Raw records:
** BEGIN **

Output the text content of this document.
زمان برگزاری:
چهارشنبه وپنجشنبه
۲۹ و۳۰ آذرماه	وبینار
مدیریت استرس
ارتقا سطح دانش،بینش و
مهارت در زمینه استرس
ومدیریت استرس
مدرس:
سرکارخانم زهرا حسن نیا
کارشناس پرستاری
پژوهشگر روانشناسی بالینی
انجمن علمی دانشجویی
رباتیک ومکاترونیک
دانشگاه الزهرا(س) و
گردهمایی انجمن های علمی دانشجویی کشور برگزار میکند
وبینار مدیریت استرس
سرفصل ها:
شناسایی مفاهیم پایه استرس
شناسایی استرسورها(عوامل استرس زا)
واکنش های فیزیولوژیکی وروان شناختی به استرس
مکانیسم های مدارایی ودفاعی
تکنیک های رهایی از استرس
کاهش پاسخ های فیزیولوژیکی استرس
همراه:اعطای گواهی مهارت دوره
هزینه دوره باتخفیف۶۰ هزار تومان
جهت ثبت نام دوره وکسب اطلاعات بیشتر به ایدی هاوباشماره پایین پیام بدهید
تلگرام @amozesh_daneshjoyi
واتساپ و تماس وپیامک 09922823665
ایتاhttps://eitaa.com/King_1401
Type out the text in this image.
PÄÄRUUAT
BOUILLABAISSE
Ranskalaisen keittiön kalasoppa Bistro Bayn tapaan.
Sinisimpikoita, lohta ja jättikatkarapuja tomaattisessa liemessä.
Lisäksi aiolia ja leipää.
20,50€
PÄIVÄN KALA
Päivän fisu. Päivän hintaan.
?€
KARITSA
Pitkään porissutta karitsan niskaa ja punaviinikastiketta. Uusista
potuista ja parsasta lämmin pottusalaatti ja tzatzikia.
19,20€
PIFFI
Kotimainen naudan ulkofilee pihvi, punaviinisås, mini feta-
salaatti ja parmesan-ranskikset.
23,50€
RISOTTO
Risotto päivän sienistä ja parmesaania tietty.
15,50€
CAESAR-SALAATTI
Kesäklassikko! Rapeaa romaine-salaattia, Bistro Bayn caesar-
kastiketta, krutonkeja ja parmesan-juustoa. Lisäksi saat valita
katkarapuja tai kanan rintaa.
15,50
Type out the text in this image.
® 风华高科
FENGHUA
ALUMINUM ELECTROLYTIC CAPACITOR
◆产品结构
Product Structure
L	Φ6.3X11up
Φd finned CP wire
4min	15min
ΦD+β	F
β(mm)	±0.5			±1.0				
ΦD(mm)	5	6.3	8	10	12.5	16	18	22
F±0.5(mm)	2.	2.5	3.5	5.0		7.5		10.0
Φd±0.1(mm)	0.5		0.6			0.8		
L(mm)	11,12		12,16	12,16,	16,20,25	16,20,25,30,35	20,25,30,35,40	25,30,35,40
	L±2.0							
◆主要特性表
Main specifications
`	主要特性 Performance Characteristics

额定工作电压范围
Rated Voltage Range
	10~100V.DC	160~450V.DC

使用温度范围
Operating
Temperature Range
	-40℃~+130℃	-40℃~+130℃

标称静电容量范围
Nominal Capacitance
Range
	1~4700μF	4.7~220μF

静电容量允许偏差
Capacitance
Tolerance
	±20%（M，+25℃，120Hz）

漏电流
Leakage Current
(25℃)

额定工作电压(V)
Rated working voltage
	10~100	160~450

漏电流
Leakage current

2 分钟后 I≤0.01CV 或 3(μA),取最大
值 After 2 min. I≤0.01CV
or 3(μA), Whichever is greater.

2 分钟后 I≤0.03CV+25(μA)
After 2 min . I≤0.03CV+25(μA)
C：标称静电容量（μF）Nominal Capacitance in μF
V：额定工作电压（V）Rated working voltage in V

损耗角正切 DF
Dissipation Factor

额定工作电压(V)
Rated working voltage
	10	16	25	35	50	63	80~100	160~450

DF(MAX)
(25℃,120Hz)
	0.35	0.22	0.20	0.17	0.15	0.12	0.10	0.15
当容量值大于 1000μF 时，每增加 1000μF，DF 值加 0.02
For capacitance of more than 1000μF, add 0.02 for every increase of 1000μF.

** END **

From the records above, pick out and copy each line holding the word "After".

值 After 2 min. I≤0.01CV
After 2 min . I≤0.03CV+25(μA)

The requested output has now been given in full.